Skip the images and copy each record exactly as written.

Dataset items:
———

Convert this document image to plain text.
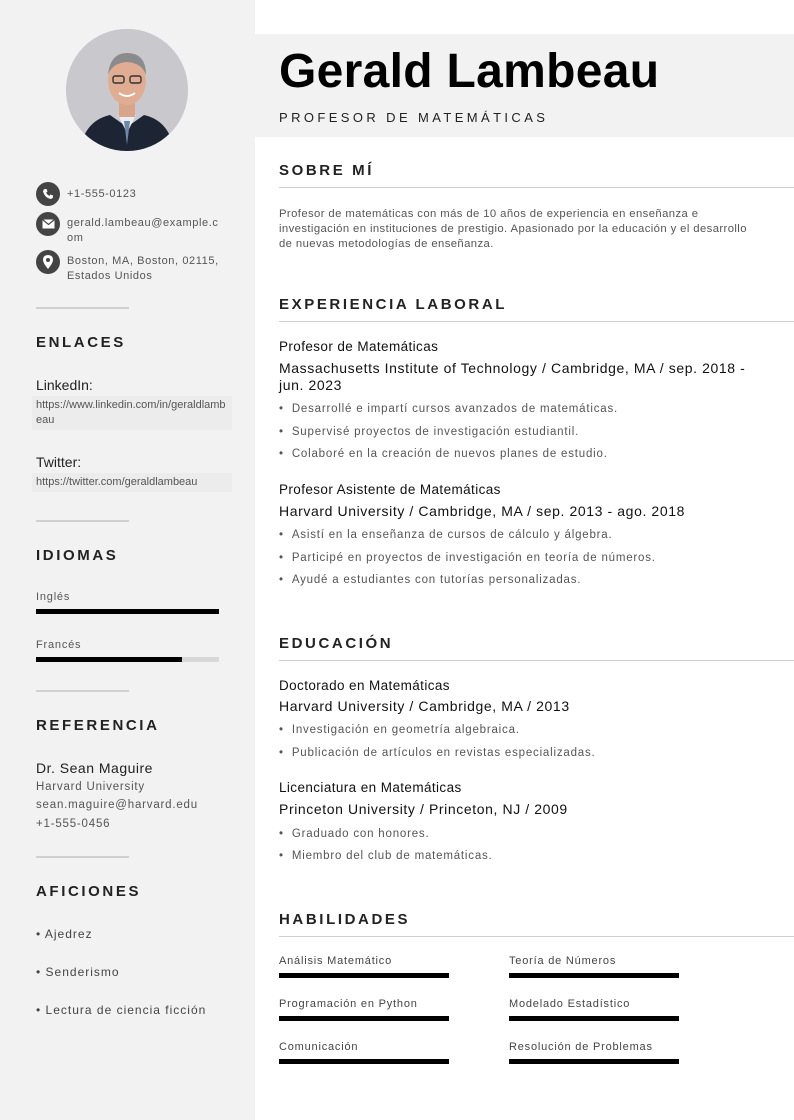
+1-555-0123
gerald.lambeau@example.com
Boston, MA, Boston, 02115, Estados Unidos
ENLACES
LinkedIn:
https://www.linkedin.com/in/geraldlambeau
Twitter:
https://twitter.com/geraldlambeau
IDIOMAS
Inglés
Francés
REFERENCIA
Dr. Sean Maguire
Harvard University
sean.maguire@harvard.edu
+1-555-0456
AFICIONES
• Ajedrez
• Senderismo
• Lectura de ciencia ficción
Gerald Lambeau
PROFESOR DE MATEMÁTICAS
SOBRE MÍ
Profesor de matemáticas con más de 10 años de experiencia en enseñanza e investigación en instituciones de prestigio. Apasionado por la educación y el desarrollo de nuevas metodologías de enseñanza.
EXPERIENCIA LABORAL
Profesor de Matemáticas
Massachusetts Institute of Technology / Cambridge, MA / sep. 2018 - jun. 2023
• Desarrollé e impartí cursos avanzados de matemáticas.
• Supervisé proyectos de investigación estudiantil.
• Colaboré en la creación de nuevos planes de estudio.
Profesor Asistente de Matemáticas
Harvard University / Cambridge, MA / sep. 2013 - ago. 2018
• Asistí en la enseñanza de cursos de cálculo y álgebra.
• Participé en proyectos de investigación en teoría de números.
• Ayudé a estudiantes con tutorías personalizadas.
EDUCACIÓN
Doctorado en Matemáticas
Harvard University / Cambridge, MA / 2013
• Investigación en geometría algebraica.
• Publicación de artículos en revistas especializadas.
Licenciatura en Matemáticas
Princeton University / Princeton, NJ / 2009
• Graduado con honores.
• Miembro del club de matemáticas.
HABILIDADES
Análisis Matemático	Teoría de Números
Programación en Python	Modelado Estadístico
Comunicación	Resolución de Problemas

———

* Response below:
Convert this document image to plain text.
+1-555-0123
gerald.lambeau@example.com
Boston, MA, Boston, 02115, Estados Unidos
ENLACES
LinkedIn:
https://www.linkedin.com/in/geraldlambeau
Twitter:
https://twitter.com/geraldlambeau
IDIOMAS
Inglés
Francés
REFERENCIA
Dr. Sean Maguire
Harvard University
sean.maguire@harvard.edu
+1-555-0456
AFICIONES
• Ajedrez
• Senderismo
• Lectura de ciencia ficción
Gerald Lambeau
PROFESOR DE MATEMÁTICAS
SOBRE MÍ
Profesor de matemáticas con más de 10 años de experiencia en enseñanza e investigación en instituciones de prestigio. Apasionado por la educación y el desarrollo de nuevas metodologías de enseñanza.
EXPERIENCIA LABORAL
Profesor de Matemáticas
Massachusetts Institute of Technology / Cambridge, MA / sep. 2018 - jun. 2023
• Desarrollé e impartí cursos avanzados de matemáticas.
• Supervisé proyectos de investigación estudiantil.
• Colaboré en la creación de nuevos planes de estudio.
Profesor Asistente de Matemáticas
Harvard University / Cambridge, MA / sep. 2013 - ago. 2018
• Asistí en la enseñanza de cursos de cálculo y álgebra.
• Participé en proyectos de investigación en teoría de números.
• Ayudé a estudiantes con tutorías personalizadas.
EDUCACIÓN
Doctorado en Matemáticas
Harvard University / Cambridge, MA / 2013
• Investigación en geometría algebraica.
• Publicación de artículos en revistas especializadas.
Licenciatura en Matemáticas
Princeton University / Princeton, NJ / 2009
• Graduado con honores.
• Miembro del club de matemáticas.
HABILIDADES
Análisis Matemático	Teoría de Números
Programación en Python	Modelado Estadístico
Comunicación	Resolución de Problemas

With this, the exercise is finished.